- [Stated exercise] In the entries below, count every line with the word "нужд". Return only the count.

- [Provided entries]
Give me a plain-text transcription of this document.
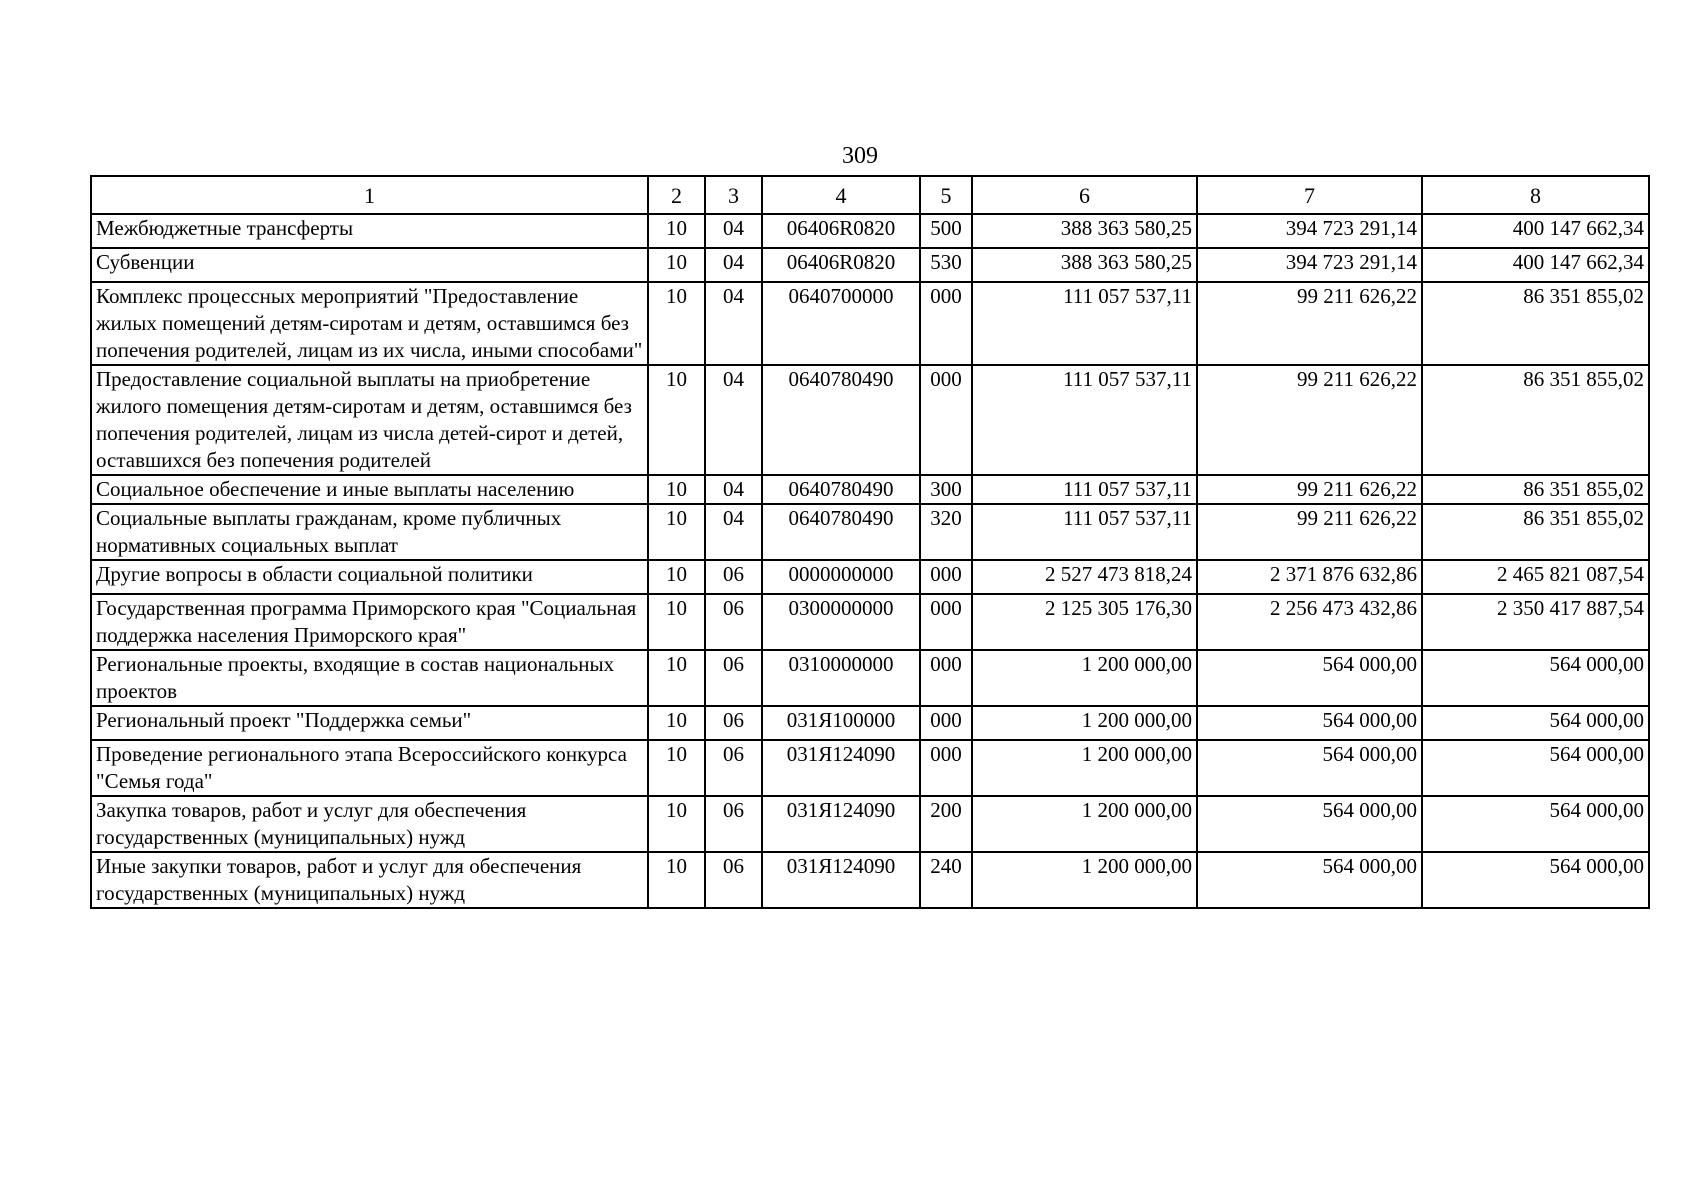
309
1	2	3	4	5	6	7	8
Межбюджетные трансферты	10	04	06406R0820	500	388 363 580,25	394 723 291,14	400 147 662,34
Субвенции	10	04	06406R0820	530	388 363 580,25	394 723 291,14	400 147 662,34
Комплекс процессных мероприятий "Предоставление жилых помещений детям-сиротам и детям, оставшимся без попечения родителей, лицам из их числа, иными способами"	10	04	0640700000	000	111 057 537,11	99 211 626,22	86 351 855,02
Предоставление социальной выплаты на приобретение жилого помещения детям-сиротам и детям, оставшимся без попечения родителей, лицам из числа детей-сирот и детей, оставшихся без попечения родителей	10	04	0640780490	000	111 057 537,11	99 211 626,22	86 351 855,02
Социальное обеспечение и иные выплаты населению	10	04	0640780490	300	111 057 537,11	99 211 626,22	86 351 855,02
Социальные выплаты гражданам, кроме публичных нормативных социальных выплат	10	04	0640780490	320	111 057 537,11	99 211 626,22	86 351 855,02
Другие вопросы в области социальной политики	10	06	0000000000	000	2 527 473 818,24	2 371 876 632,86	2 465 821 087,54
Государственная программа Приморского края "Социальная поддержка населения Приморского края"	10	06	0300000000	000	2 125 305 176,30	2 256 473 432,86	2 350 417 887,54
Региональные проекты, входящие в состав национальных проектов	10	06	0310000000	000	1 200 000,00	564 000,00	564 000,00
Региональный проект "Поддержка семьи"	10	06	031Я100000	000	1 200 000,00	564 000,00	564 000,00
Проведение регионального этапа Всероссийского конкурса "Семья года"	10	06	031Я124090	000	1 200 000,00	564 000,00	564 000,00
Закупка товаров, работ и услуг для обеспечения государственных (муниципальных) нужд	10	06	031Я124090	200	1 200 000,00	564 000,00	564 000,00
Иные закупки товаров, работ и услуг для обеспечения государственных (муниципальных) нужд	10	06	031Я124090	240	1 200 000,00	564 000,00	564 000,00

- [Final answer] 2